Do this. Please copy out the part of the records below that opens with the line containing "What elements are" and closes with the line containing "menu-item-fxfactory-pro-halftones[interactable]: FxFactory Pro", including both of those lines. Leave the pictures out of your answer.

Records.
·····
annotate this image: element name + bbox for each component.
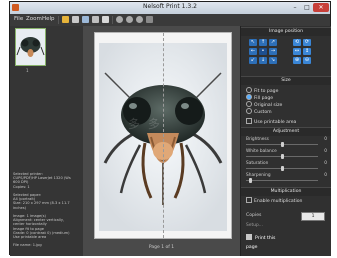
·····
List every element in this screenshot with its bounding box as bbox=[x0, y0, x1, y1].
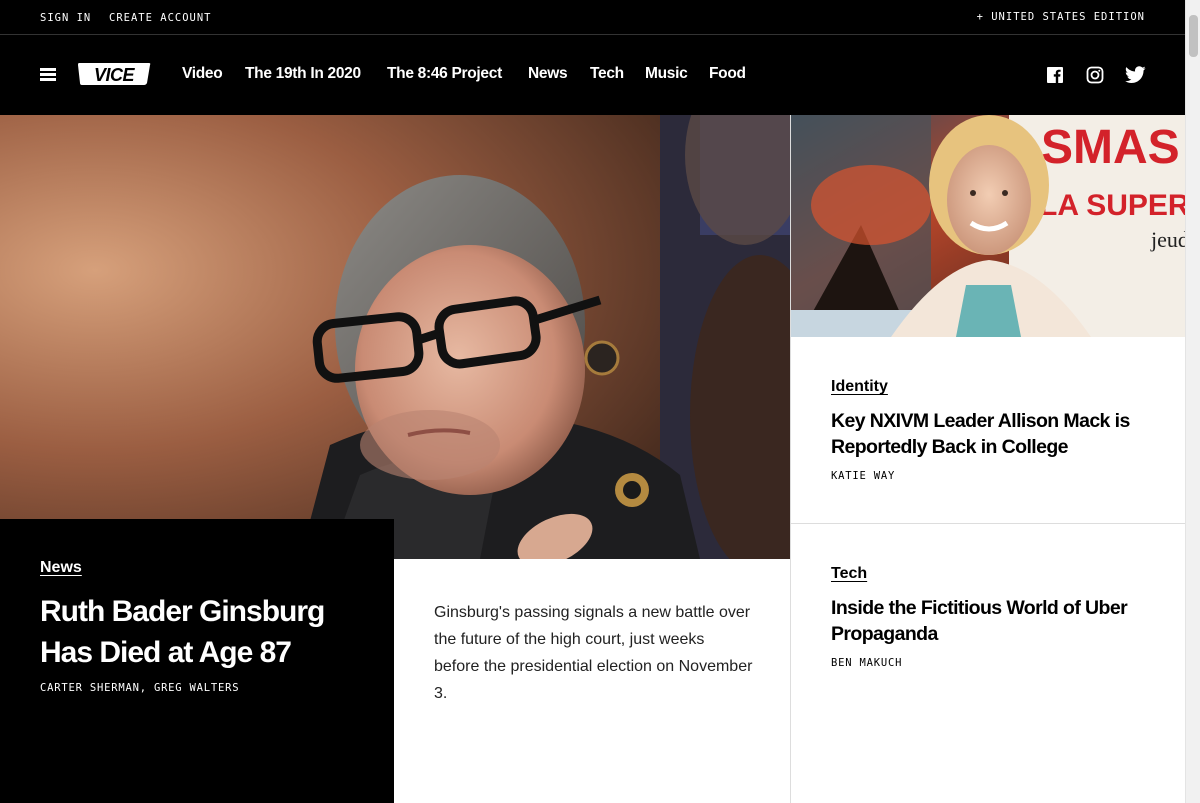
·····
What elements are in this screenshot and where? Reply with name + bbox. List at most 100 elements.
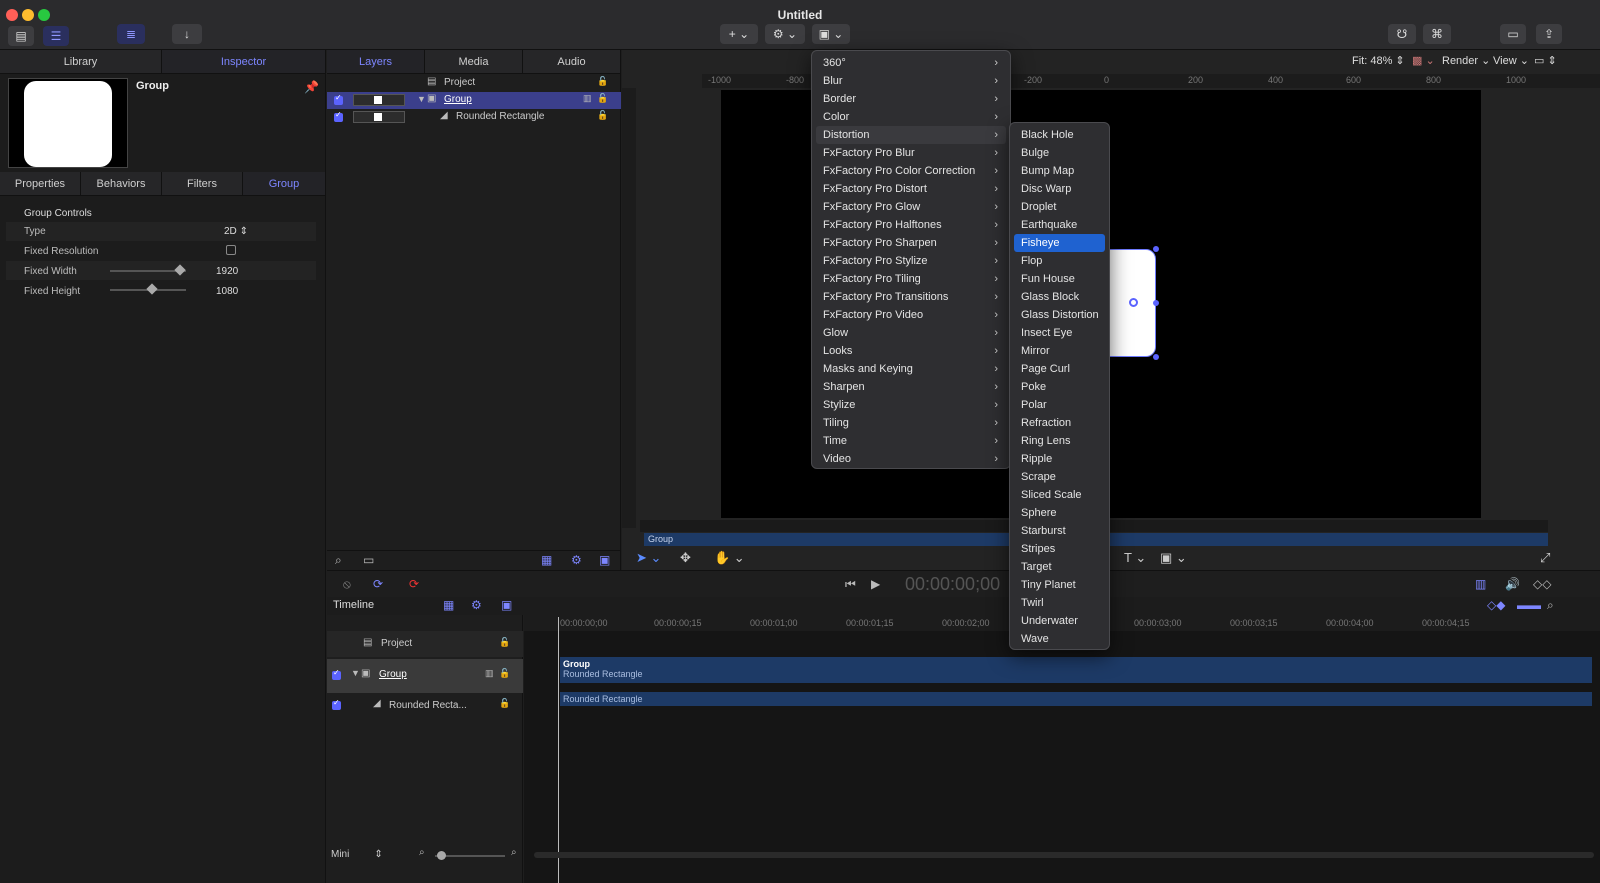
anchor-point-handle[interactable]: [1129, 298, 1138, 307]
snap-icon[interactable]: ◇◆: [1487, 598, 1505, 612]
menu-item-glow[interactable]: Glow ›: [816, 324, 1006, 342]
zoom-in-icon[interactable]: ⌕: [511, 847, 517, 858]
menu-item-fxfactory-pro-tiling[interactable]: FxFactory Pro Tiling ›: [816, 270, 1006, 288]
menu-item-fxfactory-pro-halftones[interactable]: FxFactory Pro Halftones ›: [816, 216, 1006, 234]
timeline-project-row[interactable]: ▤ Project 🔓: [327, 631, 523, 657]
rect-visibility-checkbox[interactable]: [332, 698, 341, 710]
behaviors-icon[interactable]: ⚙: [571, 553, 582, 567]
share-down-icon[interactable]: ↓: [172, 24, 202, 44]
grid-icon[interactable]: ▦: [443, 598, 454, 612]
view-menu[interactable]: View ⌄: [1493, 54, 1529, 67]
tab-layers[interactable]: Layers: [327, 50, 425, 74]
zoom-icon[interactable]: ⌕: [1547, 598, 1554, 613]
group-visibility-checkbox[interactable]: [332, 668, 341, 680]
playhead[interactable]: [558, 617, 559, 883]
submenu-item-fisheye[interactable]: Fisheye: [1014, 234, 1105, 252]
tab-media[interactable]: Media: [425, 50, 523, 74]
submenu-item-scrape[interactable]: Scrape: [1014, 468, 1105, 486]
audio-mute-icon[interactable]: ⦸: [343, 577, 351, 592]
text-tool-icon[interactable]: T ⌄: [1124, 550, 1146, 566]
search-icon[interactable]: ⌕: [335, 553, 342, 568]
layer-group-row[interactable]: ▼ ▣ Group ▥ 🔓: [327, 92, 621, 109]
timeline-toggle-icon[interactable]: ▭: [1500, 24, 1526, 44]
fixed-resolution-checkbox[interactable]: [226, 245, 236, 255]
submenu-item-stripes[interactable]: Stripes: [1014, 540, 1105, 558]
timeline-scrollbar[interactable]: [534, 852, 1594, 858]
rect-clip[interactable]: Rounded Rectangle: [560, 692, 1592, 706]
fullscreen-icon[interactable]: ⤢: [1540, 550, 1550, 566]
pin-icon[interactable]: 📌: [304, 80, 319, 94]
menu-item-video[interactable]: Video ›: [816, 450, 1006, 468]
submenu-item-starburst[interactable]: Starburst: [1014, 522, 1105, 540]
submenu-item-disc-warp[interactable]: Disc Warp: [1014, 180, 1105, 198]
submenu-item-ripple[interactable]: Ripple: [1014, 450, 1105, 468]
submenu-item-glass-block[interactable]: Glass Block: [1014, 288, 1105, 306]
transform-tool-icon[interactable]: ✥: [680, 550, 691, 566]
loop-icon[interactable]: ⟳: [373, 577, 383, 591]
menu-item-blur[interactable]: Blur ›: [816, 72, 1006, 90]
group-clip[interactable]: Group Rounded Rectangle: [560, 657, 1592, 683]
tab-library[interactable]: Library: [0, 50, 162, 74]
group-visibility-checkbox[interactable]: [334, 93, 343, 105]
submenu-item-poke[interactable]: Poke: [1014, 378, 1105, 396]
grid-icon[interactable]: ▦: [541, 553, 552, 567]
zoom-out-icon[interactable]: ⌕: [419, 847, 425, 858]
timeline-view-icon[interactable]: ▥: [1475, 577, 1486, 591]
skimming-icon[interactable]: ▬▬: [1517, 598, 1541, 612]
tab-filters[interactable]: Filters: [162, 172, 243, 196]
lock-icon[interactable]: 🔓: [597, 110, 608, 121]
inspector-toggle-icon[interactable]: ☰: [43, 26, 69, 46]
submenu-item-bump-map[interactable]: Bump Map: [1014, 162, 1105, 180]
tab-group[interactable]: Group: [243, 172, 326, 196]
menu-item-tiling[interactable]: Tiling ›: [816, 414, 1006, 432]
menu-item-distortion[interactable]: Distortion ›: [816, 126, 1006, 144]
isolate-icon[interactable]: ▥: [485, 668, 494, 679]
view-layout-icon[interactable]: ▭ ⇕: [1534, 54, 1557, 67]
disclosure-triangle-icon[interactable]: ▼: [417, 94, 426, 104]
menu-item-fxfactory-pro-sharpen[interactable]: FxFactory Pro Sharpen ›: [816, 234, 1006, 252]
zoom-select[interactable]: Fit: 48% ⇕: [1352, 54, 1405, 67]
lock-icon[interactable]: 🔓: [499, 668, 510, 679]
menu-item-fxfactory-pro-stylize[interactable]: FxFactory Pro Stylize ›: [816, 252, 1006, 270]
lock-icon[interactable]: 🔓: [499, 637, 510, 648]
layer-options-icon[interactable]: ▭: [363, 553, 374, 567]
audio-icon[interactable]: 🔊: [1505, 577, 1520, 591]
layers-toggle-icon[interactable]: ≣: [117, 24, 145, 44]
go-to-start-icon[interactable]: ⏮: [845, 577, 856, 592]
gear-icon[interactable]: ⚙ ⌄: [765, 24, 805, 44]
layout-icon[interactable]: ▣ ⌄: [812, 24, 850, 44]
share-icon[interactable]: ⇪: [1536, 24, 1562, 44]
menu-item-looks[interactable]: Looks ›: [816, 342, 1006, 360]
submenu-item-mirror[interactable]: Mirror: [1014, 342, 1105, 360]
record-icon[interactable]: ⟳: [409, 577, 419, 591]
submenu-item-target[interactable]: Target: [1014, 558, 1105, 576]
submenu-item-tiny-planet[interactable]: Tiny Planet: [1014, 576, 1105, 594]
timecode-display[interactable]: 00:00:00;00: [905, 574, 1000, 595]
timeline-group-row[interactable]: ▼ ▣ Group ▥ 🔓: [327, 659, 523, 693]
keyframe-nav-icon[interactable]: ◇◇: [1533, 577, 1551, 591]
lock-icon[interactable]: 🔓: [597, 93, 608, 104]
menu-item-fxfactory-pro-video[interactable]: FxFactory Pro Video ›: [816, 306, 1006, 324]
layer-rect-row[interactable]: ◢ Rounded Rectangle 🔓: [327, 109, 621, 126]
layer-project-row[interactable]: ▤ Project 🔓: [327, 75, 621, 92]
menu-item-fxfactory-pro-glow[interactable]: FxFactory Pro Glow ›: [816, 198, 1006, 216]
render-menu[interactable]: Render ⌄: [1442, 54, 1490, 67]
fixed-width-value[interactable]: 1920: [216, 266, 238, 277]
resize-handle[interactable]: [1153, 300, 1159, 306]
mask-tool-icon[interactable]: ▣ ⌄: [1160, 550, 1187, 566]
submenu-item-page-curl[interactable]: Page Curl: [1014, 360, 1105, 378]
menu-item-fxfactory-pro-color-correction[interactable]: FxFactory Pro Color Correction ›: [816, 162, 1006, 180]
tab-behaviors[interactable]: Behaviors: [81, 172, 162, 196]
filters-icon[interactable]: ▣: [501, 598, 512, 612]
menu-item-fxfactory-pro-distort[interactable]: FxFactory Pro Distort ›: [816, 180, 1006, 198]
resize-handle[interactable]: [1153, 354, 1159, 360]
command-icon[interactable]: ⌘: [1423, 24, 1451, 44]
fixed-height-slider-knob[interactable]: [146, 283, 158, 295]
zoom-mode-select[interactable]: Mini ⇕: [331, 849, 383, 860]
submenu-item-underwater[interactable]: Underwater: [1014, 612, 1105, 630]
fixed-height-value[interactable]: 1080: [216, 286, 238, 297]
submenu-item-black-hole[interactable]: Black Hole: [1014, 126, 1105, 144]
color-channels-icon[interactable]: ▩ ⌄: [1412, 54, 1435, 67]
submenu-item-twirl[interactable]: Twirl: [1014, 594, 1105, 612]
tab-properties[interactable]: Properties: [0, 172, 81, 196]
·····
Answer.
What elements are in this screenshot and where? Reply with name + bbox. List at most 100 elements.
anchor-point-handle[interactable]: [1129, 298, 1138, 307]
snap-icon[interactable]: ◇◆: [1487, 598, 1505, 612]
menu-item-glow[interactable]: Glow ›: [816, 324, 1006, 342]
zoom-in-icon[interactable]: ⌕: [511, 847, 517, 858]
menu-item-fxfactory-pro-tiling[interactable]: FxFactory Pro Tiling ›: [816, 270, 1006, 288]
menu-item-fxfactory-pro-halftones[interactable]: FxFactory Pro Halftones ›: [816, 216, 1006, 234]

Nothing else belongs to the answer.